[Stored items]
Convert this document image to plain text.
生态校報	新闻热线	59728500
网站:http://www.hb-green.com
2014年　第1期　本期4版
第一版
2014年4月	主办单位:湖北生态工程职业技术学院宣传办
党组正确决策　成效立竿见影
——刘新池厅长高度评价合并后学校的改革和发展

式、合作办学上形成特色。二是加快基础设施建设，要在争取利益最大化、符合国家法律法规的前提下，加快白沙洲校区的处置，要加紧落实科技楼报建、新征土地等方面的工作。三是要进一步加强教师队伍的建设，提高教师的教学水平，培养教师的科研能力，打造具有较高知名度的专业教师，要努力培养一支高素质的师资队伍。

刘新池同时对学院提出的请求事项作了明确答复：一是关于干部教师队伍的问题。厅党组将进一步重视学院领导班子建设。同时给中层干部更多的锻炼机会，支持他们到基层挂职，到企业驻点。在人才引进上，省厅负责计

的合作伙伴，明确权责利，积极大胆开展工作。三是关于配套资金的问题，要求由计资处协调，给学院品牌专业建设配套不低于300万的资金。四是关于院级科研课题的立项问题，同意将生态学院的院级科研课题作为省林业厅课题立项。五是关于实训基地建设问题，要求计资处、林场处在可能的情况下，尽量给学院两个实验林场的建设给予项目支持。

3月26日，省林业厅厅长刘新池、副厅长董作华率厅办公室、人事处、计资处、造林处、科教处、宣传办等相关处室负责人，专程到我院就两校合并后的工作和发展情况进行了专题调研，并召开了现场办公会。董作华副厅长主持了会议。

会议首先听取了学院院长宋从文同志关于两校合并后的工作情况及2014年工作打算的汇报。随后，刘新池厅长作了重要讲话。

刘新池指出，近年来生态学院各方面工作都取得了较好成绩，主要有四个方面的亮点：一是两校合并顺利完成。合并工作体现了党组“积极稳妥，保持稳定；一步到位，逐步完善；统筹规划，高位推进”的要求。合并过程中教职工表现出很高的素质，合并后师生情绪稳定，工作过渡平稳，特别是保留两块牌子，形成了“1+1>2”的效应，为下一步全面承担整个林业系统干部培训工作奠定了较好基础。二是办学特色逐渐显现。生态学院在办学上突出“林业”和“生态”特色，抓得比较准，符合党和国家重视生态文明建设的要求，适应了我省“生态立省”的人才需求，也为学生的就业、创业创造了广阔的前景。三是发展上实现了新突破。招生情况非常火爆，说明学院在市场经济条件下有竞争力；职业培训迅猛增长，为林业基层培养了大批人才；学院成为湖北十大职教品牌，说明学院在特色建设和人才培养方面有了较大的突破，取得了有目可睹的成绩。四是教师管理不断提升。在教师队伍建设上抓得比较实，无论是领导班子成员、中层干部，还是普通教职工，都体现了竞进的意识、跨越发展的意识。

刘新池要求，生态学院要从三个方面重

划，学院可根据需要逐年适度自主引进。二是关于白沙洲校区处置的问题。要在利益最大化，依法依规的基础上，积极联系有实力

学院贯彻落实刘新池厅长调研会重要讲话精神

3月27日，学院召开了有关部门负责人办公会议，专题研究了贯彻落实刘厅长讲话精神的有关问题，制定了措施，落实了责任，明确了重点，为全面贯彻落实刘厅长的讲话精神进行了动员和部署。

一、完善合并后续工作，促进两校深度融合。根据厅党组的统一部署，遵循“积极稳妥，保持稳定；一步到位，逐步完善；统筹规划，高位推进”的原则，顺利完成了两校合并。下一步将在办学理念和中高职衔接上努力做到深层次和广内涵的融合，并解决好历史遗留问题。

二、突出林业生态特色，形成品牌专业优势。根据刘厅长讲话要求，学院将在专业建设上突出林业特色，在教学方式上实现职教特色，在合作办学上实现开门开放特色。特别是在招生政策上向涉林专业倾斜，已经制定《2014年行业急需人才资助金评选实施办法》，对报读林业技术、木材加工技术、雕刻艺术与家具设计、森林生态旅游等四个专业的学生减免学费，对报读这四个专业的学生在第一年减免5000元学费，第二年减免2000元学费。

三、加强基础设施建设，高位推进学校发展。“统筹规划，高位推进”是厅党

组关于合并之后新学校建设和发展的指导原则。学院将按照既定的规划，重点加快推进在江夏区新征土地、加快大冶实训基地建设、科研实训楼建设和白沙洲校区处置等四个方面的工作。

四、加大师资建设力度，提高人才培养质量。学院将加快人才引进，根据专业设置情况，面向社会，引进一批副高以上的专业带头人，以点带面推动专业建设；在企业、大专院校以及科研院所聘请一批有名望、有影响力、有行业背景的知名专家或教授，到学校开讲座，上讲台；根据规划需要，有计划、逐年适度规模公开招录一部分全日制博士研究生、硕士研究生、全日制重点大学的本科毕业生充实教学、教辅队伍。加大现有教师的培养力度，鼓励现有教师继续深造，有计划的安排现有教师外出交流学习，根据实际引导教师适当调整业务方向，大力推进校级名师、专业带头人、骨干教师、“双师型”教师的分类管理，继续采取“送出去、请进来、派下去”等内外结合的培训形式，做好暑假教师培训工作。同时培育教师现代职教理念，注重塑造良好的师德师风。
---
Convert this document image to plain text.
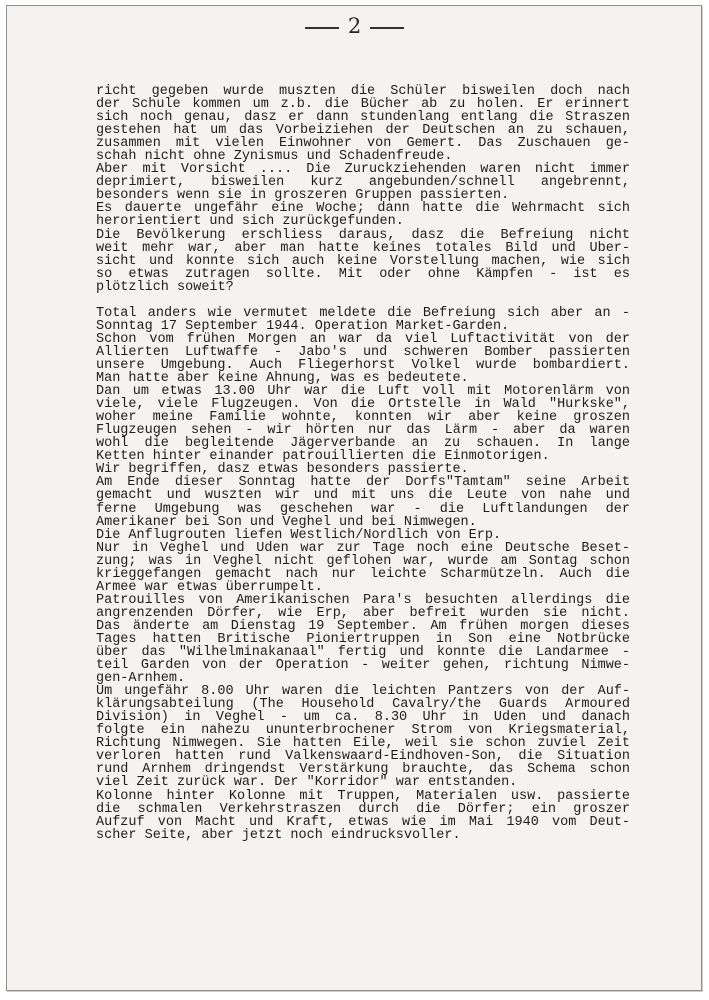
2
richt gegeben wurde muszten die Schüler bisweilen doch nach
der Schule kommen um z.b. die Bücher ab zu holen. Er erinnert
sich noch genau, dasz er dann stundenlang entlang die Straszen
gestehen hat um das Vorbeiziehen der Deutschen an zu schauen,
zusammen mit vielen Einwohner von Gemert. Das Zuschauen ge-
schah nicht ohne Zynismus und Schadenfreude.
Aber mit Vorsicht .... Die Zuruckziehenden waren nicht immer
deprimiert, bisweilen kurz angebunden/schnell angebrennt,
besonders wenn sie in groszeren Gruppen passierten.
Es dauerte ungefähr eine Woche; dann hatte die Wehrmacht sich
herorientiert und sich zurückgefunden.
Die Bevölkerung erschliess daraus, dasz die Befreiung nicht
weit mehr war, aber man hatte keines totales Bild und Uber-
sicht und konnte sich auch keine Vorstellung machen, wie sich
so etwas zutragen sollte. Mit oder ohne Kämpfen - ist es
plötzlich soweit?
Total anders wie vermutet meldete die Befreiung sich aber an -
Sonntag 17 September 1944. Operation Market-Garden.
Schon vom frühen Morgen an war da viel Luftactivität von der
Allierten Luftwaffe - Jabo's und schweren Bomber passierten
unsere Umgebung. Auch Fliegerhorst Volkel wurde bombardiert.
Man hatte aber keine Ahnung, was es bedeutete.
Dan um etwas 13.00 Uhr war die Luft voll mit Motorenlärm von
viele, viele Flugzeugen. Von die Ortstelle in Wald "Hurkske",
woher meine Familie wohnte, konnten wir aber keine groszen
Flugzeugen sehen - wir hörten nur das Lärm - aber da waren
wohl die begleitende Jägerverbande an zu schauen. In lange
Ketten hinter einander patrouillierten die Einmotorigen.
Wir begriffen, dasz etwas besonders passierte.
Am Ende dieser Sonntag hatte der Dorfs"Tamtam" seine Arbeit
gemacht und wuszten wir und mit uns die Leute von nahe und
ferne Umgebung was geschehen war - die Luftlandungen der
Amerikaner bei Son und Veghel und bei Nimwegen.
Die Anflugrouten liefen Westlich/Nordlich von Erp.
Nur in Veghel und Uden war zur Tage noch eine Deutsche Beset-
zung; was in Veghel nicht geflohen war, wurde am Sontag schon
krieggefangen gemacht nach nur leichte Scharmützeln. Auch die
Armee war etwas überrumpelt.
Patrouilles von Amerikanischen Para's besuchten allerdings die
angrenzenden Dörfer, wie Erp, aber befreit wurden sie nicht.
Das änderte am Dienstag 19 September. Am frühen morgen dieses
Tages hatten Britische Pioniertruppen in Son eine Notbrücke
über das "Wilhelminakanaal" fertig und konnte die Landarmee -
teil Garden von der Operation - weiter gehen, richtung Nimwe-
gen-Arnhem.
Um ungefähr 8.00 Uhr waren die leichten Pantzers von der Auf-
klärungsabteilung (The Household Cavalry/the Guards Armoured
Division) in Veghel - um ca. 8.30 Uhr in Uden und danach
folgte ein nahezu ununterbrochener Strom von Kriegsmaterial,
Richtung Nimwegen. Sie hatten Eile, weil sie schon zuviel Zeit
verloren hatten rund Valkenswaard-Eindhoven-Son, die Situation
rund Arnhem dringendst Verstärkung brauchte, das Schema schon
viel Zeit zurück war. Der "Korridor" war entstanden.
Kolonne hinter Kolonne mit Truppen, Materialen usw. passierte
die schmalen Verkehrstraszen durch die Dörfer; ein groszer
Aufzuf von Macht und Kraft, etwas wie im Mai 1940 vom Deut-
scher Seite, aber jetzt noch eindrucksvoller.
...
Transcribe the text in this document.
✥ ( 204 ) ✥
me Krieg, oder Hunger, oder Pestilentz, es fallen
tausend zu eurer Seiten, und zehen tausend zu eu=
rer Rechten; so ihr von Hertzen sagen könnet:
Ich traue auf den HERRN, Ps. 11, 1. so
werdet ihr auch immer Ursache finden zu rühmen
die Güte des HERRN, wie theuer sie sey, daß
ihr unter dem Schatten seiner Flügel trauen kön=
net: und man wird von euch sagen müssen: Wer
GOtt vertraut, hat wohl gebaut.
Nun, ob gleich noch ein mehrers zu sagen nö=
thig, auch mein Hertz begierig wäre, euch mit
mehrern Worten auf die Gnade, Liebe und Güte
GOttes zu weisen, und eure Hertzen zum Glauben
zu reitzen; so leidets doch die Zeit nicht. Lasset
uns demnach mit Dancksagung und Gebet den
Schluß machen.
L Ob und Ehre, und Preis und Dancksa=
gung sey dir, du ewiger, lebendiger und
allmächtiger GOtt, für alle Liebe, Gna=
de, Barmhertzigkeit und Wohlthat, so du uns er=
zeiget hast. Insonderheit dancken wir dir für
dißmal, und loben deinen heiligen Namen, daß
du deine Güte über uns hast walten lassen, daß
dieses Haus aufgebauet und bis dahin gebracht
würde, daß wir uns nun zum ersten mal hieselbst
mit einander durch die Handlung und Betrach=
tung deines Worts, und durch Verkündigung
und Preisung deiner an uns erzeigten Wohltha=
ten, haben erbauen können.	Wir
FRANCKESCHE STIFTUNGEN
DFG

§ What this task involves
Tell how many lines of the material above hold "einander", answering with a bare number.

§ Answer to this problem
2